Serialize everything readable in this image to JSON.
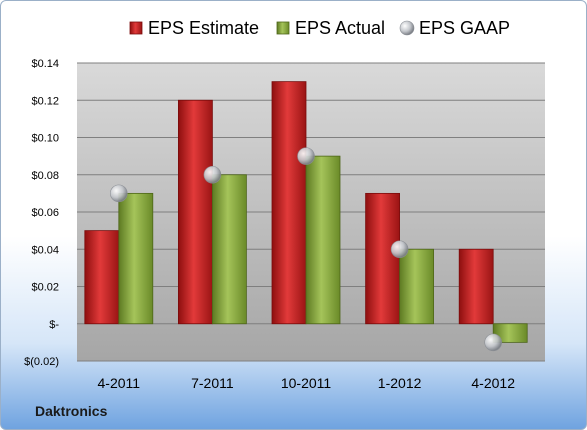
{
  "company": "Daktronics",
  "chart_data": {
    "type": "bar",
    "categories": [
      "4-2011",
      "7-2011",
      "10-2011",
      "1-2012",
      "4-2012"
    ],
    "series": [
      {
        "name": "EPS Estimate",
        "kind": "bar",
        "color": "#d42a2a",
        "values": [
          0.05,
          0.12,
          0.13,
          0.07,
          0.04
        ]
      },
      {
        "name": "EPS Actual",
        "kind": "bar",
        "color": "#8fb044",
        "values": [
          0.07,
          0.08,
          0.09,
          0.04,
          -0.01
        ]
      },
      {
        "name": "EPS GAAP",
        "kind": "marker",
        "color": "#b8bcc2",
        "values": [
          0.07,
          0.08,
          0.09,
          0.04,
          -0.01
        ]
      }
    ],
    "ylim": [
      -0.02,
      0.14
    ],
    "yticks": [
      -0.02,
      0,
      0.02,
      0.04,
      0.06,
      0.08,
      0.1,
      0.12,
      0.14
    ],
    "ytick_labels": [
      "$(0.02)",
      "$-",
      "$0.02",
      "$0.04",
      "$0.06",
      "$0.08",
      "$0.10",
      "$0.12",
      "$0.14"
    ],
    "legend_position": "top",
    "grid": true
  }
}
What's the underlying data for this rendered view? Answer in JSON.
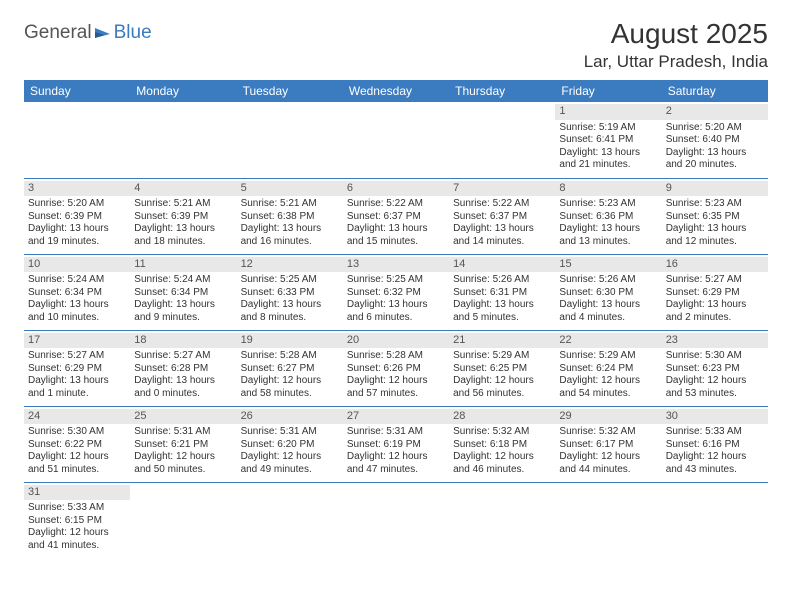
{
  "logo": {
    "part1": "General",
    "part2": "Blue"
  },
  "title": "August 2025",
  "location": "Lar, Uttar Pradesh, India",
  "headers": [
    "Sunday",
    "Monday",
    "Tuesday",
    "Wednesday",
    "Thursday",
    "Friday",
    "Saturday"
  ],
  "style": {
    "header_bg": "#3b7bbf",
    "header_color": "#ffffff",
    "daynum_bg": "#e8e8e8",
    "row_border": "#3b7bbf",
    "page_bg": "#ffffff",
    "text_color": "#333333",
    "header_fontsize": 12,
    "cell_fontsize": 10,
    "title_fontsize": 28,
    "location_fontsize": 17
  },
  "weeks": [
    [
      null,
      null,
      null,
      null,
      null,
      {
        "num": "1",
        "sunrise": "Sunrise: 5:19 AM",
        "sunset": "Sunset: 6:41 PM",
        "daylight": "Daylight: 13 hours and 21 minutes."
      },
      {
        "num": "2",
        "sunrise": "Sunrise: 5:20 AM",
        "sunset": "Sunset: 6:40 PM",
        "daylight": "Daylight: 13 hours and 20 minutes."
      }
    ],
    [
      {
        "num": "3",
        "sunrise": "Sunrise: 5:20 AM",
        "sunset": "Sunset: 6:39 PM",
        "daylight": "Daylight: 13 hours and 19 minutes."
      },
      {
        "num": "4",
        "sunrise": "Sunrise: 5:21 AM",
        "sunset": "Sunset: 6:39 PM",
        "daylight": "Daylight: 13 hours and 18 minutes."
      },
      {
        "num": "5",
        "sunrise": "Sunrise: 5:21 AM",
        "sunset": "Sunset: 6:38 PM",
        "daylight": "Daylight: 13 hours and 16 minutes."
      },
      {
        "num": "6",
        "sunrise": "Sunrise: 5:22 AM",
        "sunset": "Sunset: 6:37 PM",
        "daylight": "Daylight: 13 hours and 15 minutes."
      },
      {
        "num": "7",
        "sunrise": "Sunrise: 5:22 AM",
        "sunset": "Sunset: 6:37 PM",
        "daylight": "Daylight: 13 hours and 14 minutes."
      },
      {
        "num": "8",
        "sunrise": "Sunrise: 5:23 AM",
        "sunset": "Sunset: 6:36 PM",
        "daylight": "Daylight: 13 hours and 13 minutes."
      },
      {
        "num": "9",
        "sunrise": "Sunrise: 5:23 AM",
        "sunset": "Sunset: 6:35 PM",
        "daylight": "Daylight: 13 hours and 12 minutes."
      }
    ],
    [
      {
        "num": "10",
        "sunrise": "Sunrise: 5:24 AM",
        "sunset": "Sunset: 6:34 PM",
        "daylight": "Daylight: 13 hours and 10 minutes."
      },
      {
        "num": "11",
        "sunrise": "Sunrise: 5:24 AM",
        "sunset": "Sunset: 6:34 PM",
        "daylight": "Daylight: 13 hours and 9 minutes."
      },
      {
        "num": "12",
        "sunrise": "Sunrise: 5:25 AM",
        "sunset": "Sunset: 6:33 PM",
        "daylight": "Daylight: 13 hours and 8 minutes."
      },
      {
        "num": "13",
        "sunrise": "Sunrise: 5:25 AM",
        "sunset": "Sunset: 6:32 PM",
        "daylight": "Daylight: 13 hours and 6 minutes."
      },
      {
        "num": "14",
        "sunrise": "Sunrise: 5:26 AM",
        "sunset": "Sunset: 6:31 PM",
        "daylight": "Daylight: 13 hours and 5 minutes."
      },
      {
        "num": "15",
        "sunrise": "Sunrise: 5:26 AM",
        "sunset": "Sunset: 6:30 PM",
        "daylight": "Daylight: 13 hours and 4 minutes."
      },
      {
        "num": "16",
        "sunrise": "Sunrise: 5:27 AM",
        "sunset": "Sunset: 6:29 PM",
        "daylight": "Daylight: 13 hours and 2 minutes."
      }
    ],
    [
      {
        "num": "17",
        "sunrise": "Sunrise: 5:27 AM",
        "sunset": "Sunset: 6:29 PM",
        "daylight": "Daylight: 13 hours and 1 minute."
      },
      {
        "num": "18",
        "sunrise": "Sunrise: 5:27 AM",
        "sunset": "Sunset: 6:28 PM",
        "daylight": "Daylight: 13 hours and 0 minutes."
      },
      {
        "num": "19",
        "sunrise": "Sunrise: 5:28 AM",
        "sunset": "Sunset: 6:27 PM",
        "daylight": "Daylight: 12 hours and 58 minutes."
      },
      {
        "num": "20",
        "sunrise": "Sunrise: 5:28 AM",
        "sunset": "Sunset: 6:26 PM",
        "daylight": "Daylight: 12 hours and 57 minutes."
      },
      {
        "num": "21",
        "sunrise": "Sunrise: 5:29 AM",
        "sunset": "Sunset: 6:25 PM",
        "daylight": "Daylight: 12 hours and 56 minutes."
      },
      {
        "num": "22",
        "sunrise": "Sunrise: 5:29 AM",
        "sunset": "Sunset: 6:24 PM",
        "daylight": "Daylight: 12 hours and 54 minutes."
      },
      {
        "num": "23",
        "sunrise": "Sunrise: 5:30 AM",
        "sunset": "Sunset: 6:23 PM",
        "daylight": "Daylight: 12 hours and 53 minutes."
      }
    ],
    [
      {
        "num": "24",
        "sunrise": "Sunrise: 5:30 AM",
        "sunset": "Sunset: 6:22 PM",
        "daylight": "Daylight: 12 hours and 51 minutes."
      },
      {
        "num": "25",
        "sunrise": "Sunrise: 5:31 AM",
        "sunset": "Sunset: 6:21 PM",
        "daylight": "Daylight: 12 hours and 50 minutes."
      },
      {
        "num": "26",
        "sunrise": "Sunrise: 5:31 AM",
        "sunset": "Sunset: 6:20 PM",
        "daylight": "Daylight: 12 hours and 49 minutes."
      },
      {
        "num": "27",
        "sunrise": "Sunrise: 5:31 AM",
        "sunset": "Sunset: 6:19 PM",
        "daylight": "Daylight: 12 hours and 47 minutes."
      },
      {
        "num": "28",
        "sunrise": "Sunrise: 5:32 AM",
        "sunset": "Sunset: 6:18 PM",
        "daylight": "Daylight: 12 hours and 46 minutes."
      },
      {
        "num": "29",
        "sunrise": "Sunrise: 5:32 AM",
        "sunset": "Sunset: 6:17 PM",
        "daylight": "Daylight: 12 hours and 44 minutes."
      },
      {
        "num": "30",
        "sunrise": "Sunrise: 5:33 AM",
        "sunset": "Sunset: 6:16 PM",
        "daylight": "Daylight: 12 hours and 43 minutes."
      }
    ],
    [
      {
        "num": "31",
        "sunrise": "Sunrise: 5:33 AM",
        "sunset": "Sunset: 6:15 PM",
        "daylight": "Daylight: 12 hours and 41 minutes."
      },
      null,
      null,
      null,
      null,
      null,
      null
    ]
  ]
}
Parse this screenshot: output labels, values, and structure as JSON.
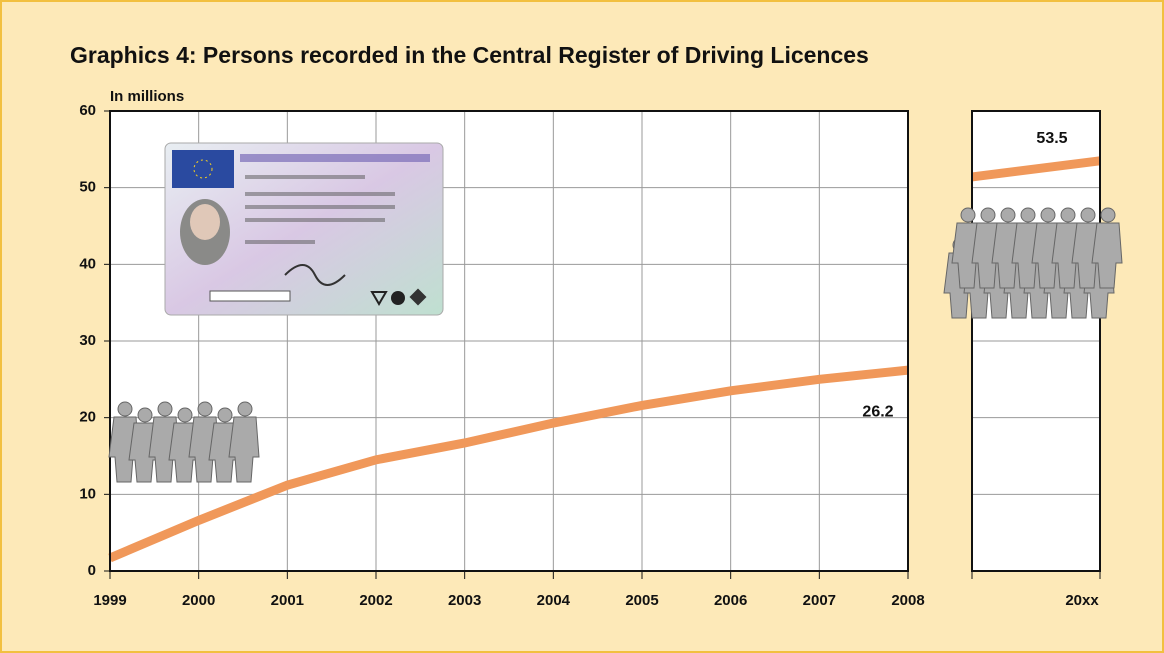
{
  "chart_data": [
    {
      "type": "line",
      "title": "Graphics 4:   Persons recorded in the Central Register of Driving Licences",
      "y_label": "In millions",
      "categories": [
        "1999",
        "2000",
        "2001",
        "2002",
        "2003",
        "2004",
        "2005",
        "2006",
        "2007",
        "2008"
      ],
      "values": [
        1.7,
        6.6,
        11.2,
        14.5,
        16.7,
        19.3,
        21.6,
        23.5,
        25.0,
        26.2
      ],
      "color": "#f0985a",
      "ylim": [
        0,
        60
      ],
      "yticks": [
        0,
        10,
        20,
        30,
        40,
        50,
        60
      ],
      "grid": true
    },
    {
      "type": "line",
      "categories": [
        null,
        "20xx"
      ],
      "values": [
        51.4,
        53.5
      ],
      "color": "#f0985a",
      "ylim": [
        0,
        60
      ],
      "grid": true
    }
  ]
}
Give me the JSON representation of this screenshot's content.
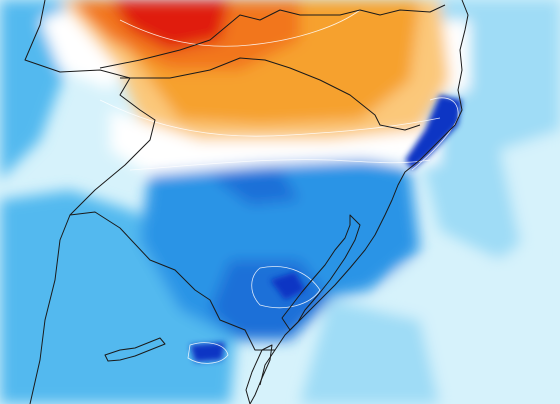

▸ DIRECTIONS:
Locate the line containing "Parse this screenshot: output" in the material above, then repeat it and every later line exactly, with no pictures.

▸ RESULT OF THE EXERCISE:
Parse this screenshot: output labels, values, and structure as JSON.
{
  "chart_data": [
    {
      "type": "line",
      "title": "Graphics 4:   Persons recorded in the Central Register of Driving Licences",
      "y_label": "In millions",
      "categories": [
        "1999",
        "2000",
        "2001",
        "2002",
        "2003",
        "2004",
        "2005",
        "2006",
        "2007",
        "2008"
      ],
      "values": [
        1.7,
        6.6,
        11.2,
        14.5,
        16.7,
        19.3,
        21.6,
        23.5,
        25.0,
        26.2
      ],
      "color": "#f0985a",
      "ylim": [
        0,
        60
      ],
      "yticks": [
        0,
        10,
        20,
        30,
        40,
        50,
        60
      ],
      "grid": true
    },
    {
      "type": "line",
      "categories": [
        null,
        "20xx"
      ],
      "values": [
        51.4,
        53.5
      ],
      "color": "#f0985a",
      "ylim": [
        0,
        60
      ],
      "grid": true
    }
  ]
}
Give me the JSON representation of this screenshot's content.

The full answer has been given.